## AIM
Each of the entries should be retyped precisely as it appears.

** start INPUT RECORDS **

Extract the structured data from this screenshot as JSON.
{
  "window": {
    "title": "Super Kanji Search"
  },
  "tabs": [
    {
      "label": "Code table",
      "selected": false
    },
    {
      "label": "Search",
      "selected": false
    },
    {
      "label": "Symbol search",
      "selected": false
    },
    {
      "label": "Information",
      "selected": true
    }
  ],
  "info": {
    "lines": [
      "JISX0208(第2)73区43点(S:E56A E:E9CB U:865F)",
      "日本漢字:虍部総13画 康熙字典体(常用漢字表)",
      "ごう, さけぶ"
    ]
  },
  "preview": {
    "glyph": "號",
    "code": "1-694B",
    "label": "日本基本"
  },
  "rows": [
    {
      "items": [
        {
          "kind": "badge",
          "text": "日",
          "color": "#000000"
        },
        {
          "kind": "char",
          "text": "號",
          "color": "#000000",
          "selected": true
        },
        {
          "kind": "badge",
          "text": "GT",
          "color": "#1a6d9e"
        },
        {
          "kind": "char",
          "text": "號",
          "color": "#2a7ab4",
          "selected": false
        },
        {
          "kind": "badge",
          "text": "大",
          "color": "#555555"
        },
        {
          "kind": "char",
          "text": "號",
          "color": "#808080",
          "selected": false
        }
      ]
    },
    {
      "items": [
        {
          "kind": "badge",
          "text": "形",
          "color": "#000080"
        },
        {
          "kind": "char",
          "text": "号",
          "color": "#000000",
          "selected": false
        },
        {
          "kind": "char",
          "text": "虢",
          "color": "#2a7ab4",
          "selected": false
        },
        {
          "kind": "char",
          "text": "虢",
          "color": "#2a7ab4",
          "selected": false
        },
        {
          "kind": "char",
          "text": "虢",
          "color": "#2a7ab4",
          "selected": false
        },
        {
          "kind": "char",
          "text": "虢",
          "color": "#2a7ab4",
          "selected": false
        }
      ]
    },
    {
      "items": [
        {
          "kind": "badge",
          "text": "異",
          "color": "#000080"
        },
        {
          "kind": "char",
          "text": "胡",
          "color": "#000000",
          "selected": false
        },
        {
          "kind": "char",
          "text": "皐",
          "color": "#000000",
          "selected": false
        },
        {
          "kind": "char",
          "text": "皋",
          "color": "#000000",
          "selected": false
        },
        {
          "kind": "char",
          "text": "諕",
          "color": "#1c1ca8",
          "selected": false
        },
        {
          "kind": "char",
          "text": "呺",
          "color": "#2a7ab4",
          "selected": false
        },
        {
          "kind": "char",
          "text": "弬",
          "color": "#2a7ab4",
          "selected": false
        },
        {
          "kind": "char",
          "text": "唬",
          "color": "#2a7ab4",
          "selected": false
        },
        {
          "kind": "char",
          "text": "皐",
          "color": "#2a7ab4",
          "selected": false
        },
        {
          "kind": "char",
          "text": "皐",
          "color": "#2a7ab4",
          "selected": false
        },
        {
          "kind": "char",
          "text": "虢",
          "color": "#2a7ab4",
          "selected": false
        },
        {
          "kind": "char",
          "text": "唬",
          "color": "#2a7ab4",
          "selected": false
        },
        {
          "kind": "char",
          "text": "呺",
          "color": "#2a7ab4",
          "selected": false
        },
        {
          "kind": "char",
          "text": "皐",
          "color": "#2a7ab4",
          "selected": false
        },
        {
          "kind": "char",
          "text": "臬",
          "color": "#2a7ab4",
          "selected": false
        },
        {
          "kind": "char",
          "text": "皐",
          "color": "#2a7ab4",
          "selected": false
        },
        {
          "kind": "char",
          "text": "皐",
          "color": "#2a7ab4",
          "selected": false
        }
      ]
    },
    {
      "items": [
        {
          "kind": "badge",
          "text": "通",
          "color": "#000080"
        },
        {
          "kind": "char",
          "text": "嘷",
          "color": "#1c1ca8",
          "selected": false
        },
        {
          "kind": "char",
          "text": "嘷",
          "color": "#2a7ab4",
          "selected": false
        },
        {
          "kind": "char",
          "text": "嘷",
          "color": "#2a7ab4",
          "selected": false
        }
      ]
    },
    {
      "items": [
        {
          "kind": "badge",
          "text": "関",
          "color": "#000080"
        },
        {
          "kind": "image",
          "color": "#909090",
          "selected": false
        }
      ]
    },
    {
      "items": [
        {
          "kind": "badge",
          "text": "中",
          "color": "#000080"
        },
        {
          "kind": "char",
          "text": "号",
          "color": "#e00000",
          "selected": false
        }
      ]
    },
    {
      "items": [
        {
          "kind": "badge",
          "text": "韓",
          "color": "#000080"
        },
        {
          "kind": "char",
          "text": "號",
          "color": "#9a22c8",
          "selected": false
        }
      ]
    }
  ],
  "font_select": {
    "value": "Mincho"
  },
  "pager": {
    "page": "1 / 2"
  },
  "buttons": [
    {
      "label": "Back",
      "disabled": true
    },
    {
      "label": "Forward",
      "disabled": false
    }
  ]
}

** end INPUT RECORDS **

## IN RESPONSE
Extract the structured data from this screenshot as JSON.
{
  "window": {
    "title": "Super Kanji Search"
  },
  "tabs": [
    {
      "label": "Code table",
      "selected": false
    },
    {
      "label": "Search",
      "selected": false
    },
    {
      "label": "Symbol search",
      "selected": false
    },
    {
      "label": "Information",
      "selected": true
    }
  ],
  "info": {
    "lines": [
      "JISX0208(第2)73区43点(S:E56A E:E9CB U:865F)",
      "日本漢字:虍部総13画 康熙字典体(常用漢字表)",
      "ごう, さけぶ"
    ]
  },
  "preview": {
    "glyph": "號",
    "code": "1-694B",
    "label": "日本基本"
  },
  "rows": [
    {
      "items": [
        {
          "kind": "badge",
          "text": "日",
          "color": "#000000"
        },
        {
          "kind": "char",
          "text": "號",
          "color": "#000000",
          "selected": true
        },
        {
          "kind": "badge",
          "text": "GT",
          "color": "#1a6d9e"
        },
        {
          "kind": "char",
          "text": "號",
          "color": "#2a7ab4",
          "selected": false
        },
        {
          "kind": "badge",
          "text": "大",
          "color": "#555555"
        },
        {
          "kind": "char",
          "text": "號",
          "color": "#808080",
          "selected": false
        }
      ]
    },
    {
      "items": [
        {
          "kind": "badge",
          "text": "形",
          "color": "#000080"
        },
        {
          "kind": "char",
          "text": "号",
          "color": "#000000",
          "selected": false
        },
        {
          "kind": "char",
          "text": "虢",
          "color": "#2a7ab4",
          "selected": false
        },
        {
          "kind": "char",
          "text": "虢",
          "color": "#2a7ab4",
          "selected": false
        },
        {
          "kind": "char",
          "text": "虢",
          "color": "#2a7ab4",
          "selected": false
        },
        {
          "kind": "char",
          "text": "虢",
          "color": "#2a7ab4",
          "selected": false
        }
      ]
    },
    {
      "items": [
        {
          "kind": "badge",
          "text": "異",
          "color": "#000080"
        },
        {
          "kind": "char",
          "text": "胡",
          "color": "#000000",
          "selected": false
        },
        {
          "kind": "char",
          "text": "皐",
          "color": "#000000",
          "selected": false
        },
        {
          "kind": "char",
          "text": "皋",
          "color": "#000000",
          "selected": false
        },
        {
          "kind": "char",
          "text": "諕",
          "color": "#1c1ca8",
          "selected": false
        },
        {
          "kind": "char",
          "text": "呺",
          "color": "#2a7ab4",
          "selected": false
        },
        {
          "kind": "char",
          "text": "弬",
          "color": "#2a7ab4",
          "selected": false
        },
        {
          "kind": "char",
          "text": "唬",
          "color": "#2a7ab4",
          "selected": false
        },
        {
          "kind": "char",
          "text": "皐",
          "color": "#2a7ab4",
          "selected": false
        },
        {
          "kind": "char",
          "text": "皐",
          "color": "#2a7ab4",
          "selected": false
        },
        {
          "kind": "char",
          "text": "虢",
          "color": "#2a7ab4",
          "selected": false
        },
        {
          "kind": "char",
          "text": "唬",
          "color": "#2a7ab4",
          "selected": false
        },
        {
          "kind": "char",
          "text": "呺",
          "color": "#2a7ab4",
          "selected": false
        },
        {
          "kind": "char",
          "text": "皐",
          "color": "#2a7ab4",
          "selected": false
        },
        {
          "kind": "char",
          "text": "臬",
          "color": "#2a7ab4",
          "selected": false
        },
        {
          "kind": "char",
          "text": "皐",
          "color": "#2a7ab4",
          "selected": false
        },
        {
          "kind": "char",
          "text": "皐",
          "color": "#2a7ab4",
          "selected": false
        }
      ]
    },
    {
      "items": [
        {
          "kind": "badge",
          "text": "通",
          "color": "#000080"
        },
        {
          "kind": "char",
          "text": "嘷",
          "color": "#1c1ca8",
          "selected": false
        },
        {
          "kind": "char",
          "text": "嘷",
          "color": "#2a7ab4",
          "selected": false
        },
        {
          "kind": "char",
          "text": "嘷",
          "color": "#2a7ab4",
          "selected": false
        }
      ]
    },
    {
      "items": [
        {
          "kind": "badge",
          "text": "関",
          "color": "#000080"
        },
        {
          "kind": "image",
          "color": "#909090",
          "selected": false
        }
      ]
    },
    {
      "items": [
        {
          "kind": "badge",
          "text": "中",
          "color": "#000080"
        },
        {
          "kind": "char",
          "text": "号",
          "color": "#e00000",
          "selected": false
        }
      ]
    },
    {
      "items": [
        {
          "kind": "badge",
          "text": "韓",
          "color": "#000080"
        },
        {
          "kind": "char",
          "text": "號",
          "color": "#9a22c8",
          "selected": false
        }
      ]
    }
  ],
  "font_select": {
    "value": "Mincho"
  },
  "pager": {
    "page": "1 / 2"
  },
  "buttons": [
    {
      "label": "Back",
      "disabled": true
    },
    {
      "label": "Forward",
      "disabled": false
    }
  ]
}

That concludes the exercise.